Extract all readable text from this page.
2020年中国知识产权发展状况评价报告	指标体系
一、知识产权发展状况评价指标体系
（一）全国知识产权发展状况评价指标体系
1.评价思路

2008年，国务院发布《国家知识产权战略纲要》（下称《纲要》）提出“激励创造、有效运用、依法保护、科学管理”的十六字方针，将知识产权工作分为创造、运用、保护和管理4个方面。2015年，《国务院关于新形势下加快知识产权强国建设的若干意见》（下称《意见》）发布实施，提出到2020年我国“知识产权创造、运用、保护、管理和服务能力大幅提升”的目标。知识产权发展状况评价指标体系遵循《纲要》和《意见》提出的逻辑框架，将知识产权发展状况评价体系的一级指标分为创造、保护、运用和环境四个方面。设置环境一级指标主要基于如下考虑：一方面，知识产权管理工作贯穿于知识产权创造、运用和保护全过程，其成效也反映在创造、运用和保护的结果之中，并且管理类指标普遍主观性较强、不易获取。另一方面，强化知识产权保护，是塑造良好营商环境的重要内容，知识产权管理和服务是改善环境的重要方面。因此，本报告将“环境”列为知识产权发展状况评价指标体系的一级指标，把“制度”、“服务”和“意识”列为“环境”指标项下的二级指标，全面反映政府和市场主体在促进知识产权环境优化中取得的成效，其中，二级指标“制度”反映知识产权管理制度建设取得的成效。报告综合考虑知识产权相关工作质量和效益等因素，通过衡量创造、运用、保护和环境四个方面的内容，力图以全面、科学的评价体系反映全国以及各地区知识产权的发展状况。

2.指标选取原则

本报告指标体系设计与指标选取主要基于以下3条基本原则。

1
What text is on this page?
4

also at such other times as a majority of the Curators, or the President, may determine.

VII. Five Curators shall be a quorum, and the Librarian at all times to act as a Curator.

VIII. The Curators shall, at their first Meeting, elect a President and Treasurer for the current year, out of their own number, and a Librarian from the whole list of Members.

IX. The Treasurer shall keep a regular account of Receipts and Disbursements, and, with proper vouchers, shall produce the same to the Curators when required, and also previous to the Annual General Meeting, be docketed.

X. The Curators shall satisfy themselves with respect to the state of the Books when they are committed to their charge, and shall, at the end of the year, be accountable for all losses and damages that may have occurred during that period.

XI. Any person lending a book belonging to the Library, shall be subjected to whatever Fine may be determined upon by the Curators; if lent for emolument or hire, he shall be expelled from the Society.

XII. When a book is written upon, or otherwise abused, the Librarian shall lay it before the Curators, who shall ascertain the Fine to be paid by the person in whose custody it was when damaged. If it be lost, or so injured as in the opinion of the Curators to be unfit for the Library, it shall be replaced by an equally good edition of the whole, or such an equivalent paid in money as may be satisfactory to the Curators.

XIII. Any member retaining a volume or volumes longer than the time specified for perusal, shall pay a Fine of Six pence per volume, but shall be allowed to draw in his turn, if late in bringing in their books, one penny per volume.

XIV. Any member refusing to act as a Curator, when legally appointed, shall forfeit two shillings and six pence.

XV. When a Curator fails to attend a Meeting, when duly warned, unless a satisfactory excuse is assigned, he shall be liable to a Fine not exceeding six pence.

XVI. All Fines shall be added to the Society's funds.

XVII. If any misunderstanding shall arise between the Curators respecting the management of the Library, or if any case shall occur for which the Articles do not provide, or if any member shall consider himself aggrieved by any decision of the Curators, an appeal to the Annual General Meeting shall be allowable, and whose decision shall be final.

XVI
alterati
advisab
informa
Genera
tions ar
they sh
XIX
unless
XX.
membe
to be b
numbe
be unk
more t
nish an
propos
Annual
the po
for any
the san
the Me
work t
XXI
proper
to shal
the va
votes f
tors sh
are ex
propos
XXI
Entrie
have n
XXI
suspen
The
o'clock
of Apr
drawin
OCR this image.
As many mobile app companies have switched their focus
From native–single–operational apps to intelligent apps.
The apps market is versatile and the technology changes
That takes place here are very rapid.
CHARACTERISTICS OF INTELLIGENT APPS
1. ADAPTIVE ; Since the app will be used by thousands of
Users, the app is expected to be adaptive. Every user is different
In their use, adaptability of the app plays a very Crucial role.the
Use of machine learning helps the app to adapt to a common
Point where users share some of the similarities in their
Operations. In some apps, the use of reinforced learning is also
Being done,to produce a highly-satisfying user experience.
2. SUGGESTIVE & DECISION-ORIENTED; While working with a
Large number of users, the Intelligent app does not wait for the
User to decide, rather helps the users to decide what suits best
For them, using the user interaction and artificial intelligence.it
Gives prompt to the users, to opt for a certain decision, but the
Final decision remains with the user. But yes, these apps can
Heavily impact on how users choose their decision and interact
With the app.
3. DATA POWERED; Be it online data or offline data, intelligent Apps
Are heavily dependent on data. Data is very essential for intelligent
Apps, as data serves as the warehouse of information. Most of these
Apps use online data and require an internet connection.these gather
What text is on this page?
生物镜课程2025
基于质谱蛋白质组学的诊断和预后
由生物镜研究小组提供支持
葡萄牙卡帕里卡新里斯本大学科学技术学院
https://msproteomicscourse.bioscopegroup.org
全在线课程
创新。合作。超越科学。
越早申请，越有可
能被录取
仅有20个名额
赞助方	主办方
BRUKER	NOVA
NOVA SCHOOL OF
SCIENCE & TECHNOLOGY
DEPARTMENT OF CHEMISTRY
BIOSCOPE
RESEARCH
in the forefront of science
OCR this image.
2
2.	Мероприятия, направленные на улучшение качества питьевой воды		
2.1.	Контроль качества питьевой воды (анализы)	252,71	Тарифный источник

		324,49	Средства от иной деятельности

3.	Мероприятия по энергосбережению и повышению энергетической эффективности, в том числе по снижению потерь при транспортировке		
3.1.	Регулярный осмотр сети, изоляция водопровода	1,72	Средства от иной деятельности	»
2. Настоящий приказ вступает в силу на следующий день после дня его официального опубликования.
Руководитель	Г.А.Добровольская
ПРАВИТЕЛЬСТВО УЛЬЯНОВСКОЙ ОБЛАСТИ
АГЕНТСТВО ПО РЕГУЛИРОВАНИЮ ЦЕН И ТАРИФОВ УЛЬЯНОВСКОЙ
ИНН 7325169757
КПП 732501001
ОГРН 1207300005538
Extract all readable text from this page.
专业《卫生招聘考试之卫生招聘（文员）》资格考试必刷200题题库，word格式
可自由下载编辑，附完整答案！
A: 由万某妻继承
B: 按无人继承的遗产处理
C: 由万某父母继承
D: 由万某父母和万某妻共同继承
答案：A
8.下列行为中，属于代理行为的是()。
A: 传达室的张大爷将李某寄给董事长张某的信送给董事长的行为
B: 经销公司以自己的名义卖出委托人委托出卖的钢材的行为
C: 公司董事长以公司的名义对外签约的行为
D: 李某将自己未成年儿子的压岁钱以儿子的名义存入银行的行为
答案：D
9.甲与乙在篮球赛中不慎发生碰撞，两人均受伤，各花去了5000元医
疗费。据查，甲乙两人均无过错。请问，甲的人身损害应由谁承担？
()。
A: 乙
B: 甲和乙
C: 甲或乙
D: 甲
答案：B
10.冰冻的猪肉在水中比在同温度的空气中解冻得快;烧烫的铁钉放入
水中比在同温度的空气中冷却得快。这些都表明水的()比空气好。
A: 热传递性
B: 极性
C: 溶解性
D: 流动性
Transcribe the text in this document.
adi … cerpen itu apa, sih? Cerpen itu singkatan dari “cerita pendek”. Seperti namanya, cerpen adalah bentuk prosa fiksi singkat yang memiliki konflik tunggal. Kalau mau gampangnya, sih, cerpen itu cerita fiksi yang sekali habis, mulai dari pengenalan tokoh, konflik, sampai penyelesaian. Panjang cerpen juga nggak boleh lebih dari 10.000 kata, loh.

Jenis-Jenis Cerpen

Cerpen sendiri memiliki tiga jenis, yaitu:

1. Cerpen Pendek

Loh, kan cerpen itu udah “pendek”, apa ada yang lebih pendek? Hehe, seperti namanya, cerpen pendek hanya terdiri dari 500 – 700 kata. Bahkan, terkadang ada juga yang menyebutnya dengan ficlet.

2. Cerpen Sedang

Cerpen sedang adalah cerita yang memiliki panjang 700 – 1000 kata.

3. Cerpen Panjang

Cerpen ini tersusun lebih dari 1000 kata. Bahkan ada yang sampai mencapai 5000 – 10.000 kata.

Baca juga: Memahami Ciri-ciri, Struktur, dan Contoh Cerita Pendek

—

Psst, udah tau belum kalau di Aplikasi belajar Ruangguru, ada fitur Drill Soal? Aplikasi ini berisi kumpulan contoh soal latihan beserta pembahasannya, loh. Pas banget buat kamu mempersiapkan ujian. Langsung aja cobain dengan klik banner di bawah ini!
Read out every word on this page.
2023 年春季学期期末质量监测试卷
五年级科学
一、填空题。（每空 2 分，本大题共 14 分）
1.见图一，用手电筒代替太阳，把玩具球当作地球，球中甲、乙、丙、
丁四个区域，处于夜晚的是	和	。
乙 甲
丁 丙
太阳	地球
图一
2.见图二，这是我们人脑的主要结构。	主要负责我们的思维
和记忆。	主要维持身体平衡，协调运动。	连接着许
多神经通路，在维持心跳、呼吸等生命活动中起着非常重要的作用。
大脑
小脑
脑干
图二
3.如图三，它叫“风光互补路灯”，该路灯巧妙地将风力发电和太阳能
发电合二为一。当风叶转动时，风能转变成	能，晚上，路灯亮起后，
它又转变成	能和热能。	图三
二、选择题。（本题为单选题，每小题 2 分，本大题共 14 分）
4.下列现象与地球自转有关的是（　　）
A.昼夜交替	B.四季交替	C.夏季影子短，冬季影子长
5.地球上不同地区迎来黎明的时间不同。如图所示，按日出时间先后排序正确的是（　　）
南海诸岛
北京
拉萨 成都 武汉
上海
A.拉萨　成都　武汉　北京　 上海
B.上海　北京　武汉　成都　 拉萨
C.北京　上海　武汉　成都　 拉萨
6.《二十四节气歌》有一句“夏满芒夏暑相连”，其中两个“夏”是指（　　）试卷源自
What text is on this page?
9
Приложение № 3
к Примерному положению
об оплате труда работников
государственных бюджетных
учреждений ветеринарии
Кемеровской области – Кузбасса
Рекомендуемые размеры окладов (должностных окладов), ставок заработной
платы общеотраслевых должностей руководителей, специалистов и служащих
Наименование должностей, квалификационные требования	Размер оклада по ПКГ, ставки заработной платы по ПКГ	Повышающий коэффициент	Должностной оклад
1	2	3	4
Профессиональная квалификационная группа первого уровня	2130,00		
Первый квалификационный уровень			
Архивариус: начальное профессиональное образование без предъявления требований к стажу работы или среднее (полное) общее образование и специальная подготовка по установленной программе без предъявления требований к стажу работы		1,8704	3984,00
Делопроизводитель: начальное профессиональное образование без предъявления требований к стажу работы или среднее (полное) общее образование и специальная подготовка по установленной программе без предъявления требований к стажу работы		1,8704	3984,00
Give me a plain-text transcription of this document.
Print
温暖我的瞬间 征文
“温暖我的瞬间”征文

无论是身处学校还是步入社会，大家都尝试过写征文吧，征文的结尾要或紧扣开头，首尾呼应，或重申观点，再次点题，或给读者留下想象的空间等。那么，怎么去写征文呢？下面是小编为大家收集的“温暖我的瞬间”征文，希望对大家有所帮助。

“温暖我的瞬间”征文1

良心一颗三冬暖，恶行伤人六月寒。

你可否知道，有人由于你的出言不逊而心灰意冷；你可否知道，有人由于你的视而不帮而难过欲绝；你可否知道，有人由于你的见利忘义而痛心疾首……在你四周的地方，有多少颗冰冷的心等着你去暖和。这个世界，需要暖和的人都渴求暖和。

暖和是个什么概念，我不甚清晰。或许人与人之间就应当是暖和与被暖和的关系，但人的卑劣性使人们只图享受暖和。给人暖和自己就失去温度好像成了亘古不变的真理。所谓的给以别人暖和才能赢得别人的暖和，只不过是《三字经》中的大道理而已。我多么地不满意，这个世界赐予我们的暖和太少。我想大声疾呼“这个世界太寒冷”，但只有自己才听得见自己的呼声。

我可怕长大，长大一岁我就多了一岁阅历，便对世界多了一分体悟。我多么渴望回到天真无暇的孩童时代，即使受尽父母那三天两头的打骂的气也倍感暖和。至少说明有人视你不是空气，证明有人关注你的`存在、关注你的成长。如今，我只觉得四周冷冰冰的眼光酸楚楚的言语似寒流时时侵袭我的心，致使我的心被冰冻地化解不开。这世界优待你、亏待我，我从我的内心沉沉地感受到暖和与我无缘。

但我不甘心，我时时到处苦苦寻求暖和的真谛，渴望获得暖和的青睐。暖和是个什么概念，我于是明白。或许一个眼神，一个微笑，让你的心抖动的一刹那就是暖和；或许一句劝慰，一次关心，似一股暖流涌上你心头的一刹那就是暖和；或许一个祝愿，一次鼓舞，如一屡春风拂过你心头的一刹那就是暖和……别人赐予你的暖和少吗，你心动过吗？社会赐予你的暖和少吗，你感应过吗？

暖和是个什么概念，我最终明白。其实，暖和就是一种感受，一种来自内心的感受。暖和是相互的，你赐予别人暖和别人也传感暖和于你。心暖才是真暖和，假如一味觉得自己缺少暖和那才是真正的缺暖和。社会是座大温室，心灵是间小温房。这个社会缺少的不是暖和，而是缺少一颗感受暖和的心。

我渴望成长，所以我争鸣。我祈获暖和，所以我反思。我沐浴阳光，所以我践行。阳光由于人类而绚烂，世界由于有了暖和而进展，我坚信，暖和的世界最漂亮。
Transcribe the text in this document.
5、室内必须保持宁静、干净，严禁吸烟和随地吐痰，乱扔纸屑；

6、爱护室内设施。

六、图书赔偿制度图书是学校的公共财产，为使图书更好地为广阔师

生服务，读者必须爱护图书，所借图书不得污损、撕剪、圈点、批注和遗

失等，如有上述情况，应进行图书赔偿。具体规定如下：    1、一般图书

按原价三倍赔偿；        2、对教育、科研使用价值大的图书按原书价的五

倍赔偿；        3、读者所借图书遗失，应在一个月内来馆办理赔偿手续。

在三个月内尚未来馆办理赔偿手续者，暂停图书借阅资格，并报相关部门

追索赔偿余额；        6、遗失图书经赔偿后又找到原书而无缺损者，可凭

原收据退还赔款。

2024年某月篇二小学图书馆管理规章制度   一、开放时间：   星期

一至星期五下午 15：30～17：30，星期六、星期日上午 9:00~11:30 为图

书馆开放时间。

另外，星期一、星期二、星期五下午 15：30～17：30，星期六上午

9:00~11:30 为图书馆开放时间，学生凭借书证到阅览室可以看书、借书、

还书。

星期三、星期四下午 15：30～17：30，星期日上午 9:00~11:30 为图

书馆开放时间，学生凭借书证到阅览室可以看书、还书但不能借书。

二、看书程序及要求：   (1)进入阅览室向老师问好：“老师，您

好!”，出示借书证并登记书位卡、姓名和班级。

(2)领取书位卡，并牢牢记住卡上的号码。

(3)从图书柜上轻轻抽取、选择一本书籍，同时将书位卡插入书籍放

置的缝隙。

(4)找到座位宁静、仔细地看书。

▸ GIVEN PROBLEM
Show the lines where the word "Society" appears in the entries.

▸ RESULT OF THIS TASK
XI. Any person lending a book belonging to the Library, shall be subjected to whatever Fine may be determined upon by the Curators; if lent for emolument or hire, he shall be expelled from the Society.
XVI. All Fines shall be added to the Society's funds.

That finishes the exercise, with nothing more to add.